──────── Exercise text
The Fed's proposed rules would still allow banks to make a reasonable, if not sizable, profit on debit transactions. The Federal Reserve did not seek to eliminate debit swipe fees, but to define a rate that was fair and equitable, with per-transaction rates of 7 or 12 cents both proposed. A survey of bank's by the Fed found that debit swipe costs averaged around 4 cents per transaction, providing the banks with a profit margin of either 75% or 300% based on the proposed rulemaking.

Tester has said that he is concerned about small banks being hurt by the rules; however, Senator Dick Durbin (D-Ill.) took care of that concern last year as part of the Durbin amendment that was approved by Congress. The legislation states explicitly that banks with under $10 billion in assets will be exempted from the rates. Further, Visa, Star and five other networks have indicated they will support two-tiered pricing so that small banks get to charge more than big banks.

Because of honor-all-cards rules in debit- and credit-card contracts, retailers are prohibited from treating one debit card differently than another debit card.
────────────────
■ Work to complete
- A) In the debit fee passage, write out the stretch from "The Fed's proposed" through "the proposed rulemaking." word for word.
- B) Decide whether each statement agrees with the debit fee passage, answering yes or no and quoting the words that settle it: (i) The Federal Reserve sought to eliminate debit swipe fees. (ii) Banks with under $10 billion in assets are exempted from the rates. (iii) Visa has indicated it will support two-tiered pricing.
- C) According to the debit fee passage, what per-transaction rates were proposed?
Rely on the debit fee passage alone.
──────── Excerpted data
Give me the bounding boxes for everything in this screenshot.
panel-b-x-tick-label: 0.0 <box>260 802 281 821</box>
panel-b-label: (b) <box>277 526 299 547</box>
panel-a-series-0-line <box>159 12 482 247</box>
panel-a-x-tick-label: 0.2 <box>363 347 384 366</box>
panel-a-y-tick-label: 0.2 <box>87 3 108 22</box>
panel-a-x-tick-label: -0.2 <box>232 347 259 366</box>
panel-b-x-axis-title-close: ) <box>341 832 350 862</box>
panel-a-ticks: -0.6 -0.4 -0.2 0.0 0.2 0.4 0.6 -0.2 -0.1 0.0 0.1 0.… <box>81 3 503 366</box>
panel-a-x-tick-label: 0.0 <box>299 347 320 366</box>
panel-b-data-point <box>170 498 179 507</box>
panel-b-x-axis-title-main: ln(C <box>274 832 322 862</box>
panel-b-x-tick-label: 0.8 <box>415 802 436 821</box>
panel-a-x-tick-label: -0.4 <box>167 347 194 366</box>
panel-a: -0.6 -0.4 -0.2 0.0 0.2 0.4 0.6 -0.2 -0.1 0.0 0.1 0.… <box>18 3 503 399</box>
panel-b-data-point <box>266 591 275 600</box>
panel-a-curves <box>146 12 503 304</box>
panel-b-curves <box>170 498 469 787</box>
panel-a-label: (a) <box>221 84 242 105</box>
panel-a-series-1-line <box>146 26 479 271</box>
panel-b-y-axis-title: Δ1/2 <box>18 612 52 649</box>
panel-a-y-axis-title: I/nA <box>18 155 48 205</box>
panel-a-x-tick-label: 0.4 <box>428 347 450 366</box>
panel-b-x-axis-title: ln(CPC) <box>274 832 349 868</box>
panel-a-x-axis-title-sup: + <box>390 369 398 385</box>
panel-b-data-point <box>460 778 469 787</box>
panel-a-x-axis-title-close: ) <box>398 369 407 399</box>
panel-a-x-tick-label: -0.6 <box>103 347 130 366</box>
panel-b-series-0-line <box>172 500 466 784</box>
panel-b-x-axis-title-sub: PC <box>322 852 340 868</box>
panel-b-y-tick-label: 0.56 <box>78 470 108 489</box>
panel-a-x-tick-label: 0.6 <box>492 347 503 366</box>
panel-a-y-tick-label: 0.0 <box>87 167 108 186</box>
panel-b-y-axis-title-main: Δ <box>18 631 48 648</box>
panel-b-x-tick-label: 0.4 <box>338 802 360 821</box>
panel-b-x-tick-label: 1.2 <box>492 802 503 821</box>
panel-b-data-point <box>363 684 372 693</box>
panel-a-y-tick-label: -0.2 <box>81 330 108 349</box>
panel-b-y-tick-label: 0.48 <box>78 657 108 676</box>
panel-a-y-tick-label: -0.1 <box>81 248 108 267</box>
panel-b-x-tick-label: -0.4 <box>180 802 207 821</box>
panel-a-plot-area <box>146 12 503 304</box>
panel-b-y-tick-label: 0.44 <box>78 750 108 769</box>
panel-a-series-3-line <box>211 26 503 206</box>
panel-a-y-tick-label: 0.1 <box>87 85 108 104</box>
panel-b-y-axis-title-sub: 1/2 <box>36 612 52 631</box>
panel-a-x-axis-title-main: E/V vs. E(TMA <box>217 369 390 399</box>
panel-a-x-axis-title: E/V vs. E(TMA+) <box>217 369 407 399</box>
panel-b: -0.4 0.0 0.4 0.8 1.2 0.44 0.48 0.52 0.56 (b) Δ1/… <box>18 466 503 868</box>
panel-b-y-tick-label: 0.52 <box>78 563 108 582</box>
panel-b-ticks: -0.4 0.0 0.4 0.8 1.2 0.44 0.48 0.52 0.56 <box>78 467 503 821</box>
────────────────
■ Responses to the tasks
- A)
The Fed's proposed rules would still allow banks to make a reasonable, if not sizable, profit on debit transactions. The Federal Reserve did not seek to eliminate debit swipe fees, but to define a rate that was fair and equitable, with per-transaction rates of 7 or 12 cents both proposed. A survey of bank's by the Fed found that debit swipe costs averaged around 4 cents per transaction, providing the banks with a profit margin of either 75% or 300% based on the proposed rulemaking.

- B)
(i) No: "The Federal Reserve did not seek to eliminate debit swipe fees"
(ii) Yes: "The legislation states explicitly that banks with under $10 billion in assets will be exempted from the rates."
(iii) Yes: "Visa, Star and five other networks have indicated they will support two-tiered pricing"

- C) 7 or 12 cents